▸ **Set exercise**
Each line that holds the word "жительства" counts once. Give the total number of such lines and nothing else.

▸ **Material provided**
# # #

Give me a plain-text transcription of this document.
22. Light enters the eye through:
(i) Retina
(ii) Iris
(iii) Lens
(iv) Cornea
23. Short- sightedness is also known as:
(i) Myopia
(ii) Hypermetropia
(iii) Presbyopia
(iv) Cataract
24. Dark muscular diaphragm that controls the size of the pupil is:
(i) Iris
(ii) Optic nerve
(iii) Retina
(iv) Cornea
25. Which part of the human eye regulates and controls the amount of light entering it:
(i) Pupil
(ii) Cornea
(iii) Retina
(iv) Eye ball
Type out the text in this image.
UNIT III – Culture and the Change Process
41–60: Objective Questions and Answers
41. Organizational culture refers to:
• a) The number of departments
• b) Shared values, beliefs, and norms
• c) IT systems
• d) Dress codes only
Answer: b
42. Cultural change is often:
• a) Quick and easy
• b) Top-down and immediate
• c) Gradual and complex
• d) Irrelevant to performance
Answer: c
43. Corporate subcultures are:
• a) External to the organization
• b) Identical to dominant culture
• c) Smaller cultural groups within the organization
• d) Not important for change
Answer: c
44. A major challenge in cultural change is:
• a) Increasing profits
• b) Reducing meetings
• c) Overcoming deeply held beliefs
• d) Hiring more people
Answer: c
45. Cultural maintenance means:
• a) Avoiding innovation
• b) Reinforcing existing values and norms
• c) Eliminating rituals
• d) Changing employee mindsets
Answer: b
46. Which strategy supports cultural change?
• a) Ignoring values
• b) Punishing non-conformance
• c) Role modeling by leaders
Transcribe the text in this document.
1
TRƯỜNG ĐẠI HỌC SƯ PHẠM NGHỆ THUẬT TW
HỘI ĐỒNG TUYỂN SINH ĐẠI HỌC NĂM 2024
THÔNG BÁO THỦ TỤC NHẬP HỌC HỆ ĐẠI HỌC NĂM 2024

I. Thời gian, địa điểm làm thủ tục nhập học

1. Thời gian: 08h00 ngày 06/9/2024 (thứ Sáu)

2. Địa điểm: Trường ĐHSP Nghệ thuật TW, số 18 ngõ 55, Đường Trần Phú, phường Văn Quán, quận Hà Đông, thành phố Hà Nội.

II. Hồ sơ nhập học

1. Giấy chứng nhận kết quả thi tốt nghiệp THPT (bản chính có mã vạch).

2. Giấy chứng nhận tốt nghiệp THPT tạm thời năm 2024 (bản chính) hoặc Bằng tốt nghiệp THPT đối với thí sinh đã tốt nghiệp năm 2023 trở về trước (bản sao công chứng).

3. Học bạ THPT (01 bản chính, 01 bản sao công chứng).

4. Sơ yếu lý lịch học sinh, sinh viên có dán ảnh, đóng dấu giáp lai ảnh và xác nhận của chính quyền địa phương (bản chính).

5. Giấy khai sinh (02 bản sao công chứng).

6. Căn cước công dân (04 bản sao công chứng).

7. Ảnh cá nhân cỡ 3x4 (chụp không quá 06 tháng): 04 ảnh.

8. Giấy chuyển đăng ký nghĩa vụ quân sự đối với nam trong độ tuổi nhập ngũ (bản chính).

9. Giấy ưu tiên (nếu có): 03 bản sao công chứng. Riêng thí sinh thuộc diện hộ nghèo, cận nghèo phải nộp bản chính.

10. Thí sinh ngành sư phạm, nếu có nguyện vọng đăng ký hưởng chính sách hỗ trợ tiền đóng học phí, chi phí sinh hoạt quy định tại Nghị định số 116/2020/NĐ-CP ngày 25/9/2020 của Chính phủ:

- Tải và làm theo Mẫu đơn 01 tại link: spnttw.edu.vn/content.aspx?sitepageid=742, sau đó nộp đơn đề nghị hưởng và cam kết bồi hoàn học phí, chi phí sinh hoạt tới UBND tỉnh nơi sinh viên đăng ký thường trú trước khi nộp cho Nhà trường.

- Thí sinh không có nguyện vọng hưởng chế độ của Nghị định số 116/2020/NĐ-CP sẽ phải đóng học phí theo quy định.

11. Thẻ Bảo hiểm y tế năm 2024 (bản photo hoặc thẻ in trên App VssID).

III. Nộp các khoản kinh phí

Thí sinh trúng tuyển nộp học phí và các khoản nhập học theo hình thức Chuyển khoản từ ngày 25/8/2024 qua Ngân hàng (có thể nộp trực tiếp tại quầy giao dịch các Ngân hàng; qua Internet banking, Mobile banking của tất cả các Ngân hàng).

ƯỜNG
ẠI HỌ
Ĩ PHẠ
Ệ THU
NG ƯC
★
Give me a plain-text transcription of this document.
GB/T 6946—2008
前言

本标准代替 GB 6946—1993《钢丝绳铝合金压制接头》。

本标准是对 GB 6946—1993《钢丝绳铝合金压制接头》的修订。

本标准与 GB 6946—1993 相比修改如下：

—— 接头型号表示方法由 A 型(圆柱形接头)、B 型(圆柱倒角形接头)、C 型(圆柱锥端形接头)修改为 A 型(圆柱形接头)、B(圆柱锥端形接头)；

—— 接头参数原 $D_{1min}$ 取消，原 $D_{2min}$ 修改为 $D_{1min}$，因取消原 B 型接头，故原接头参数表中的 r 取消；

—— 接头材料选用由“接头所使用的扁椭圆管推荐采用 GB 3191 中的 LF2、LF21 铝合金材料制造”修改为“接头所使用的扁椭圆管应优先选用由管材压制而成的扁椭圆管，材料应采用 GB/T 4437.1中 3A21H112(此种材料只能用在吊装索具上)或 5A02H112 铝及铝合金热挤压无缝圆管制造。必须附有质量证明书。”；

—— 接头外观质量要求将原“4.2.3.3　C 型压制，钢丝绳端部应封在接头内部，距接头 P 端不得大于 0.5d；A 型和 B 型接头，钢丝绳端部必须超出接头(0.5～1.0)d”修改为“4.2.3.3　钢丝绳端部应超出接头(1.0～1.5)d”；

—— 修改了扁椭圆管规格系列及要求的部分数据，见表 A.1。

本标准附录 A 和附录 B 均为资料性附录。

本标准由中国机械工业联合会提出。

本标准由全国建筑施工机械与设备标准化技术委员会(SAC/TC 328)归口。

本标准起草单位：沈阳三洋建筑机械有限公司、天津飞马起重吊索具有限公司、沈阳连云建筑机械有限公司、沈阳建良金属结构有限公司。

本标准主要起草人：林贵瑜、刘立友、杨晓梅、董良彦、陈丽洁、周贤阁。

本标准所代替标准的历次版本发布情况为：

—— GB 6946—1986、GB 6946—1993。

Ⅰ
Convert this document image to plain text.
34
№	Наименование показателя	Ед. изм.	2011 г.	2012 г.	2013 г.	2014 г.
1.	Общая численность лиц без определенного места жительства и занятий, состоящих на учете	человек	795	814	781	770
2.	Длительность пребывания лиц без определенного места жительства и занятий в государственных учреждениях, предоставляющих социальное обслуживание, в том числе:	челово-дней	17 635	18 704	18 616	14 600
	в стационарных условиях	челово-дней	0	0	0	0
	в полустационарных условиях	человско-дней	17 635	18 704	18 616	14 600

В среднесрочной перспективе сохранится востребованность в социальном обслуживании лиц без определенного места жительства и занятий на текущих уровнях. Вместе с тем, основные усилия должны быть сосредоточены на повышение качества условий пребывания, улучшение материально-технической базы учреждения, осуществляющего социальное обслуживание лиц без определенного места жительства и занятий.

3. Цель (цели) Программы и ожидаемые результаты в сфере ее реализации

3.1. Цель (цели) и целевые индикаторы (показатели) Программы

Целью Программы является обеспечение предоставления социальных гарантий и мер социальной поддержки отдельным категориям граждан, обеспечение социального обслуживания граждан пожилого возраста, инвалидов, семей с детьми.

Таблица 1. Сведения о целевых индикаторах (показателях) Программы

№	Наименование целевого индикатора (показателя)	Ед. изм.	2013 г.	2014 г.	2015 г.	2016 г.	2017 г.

# # #

▸ **Exercise result**
3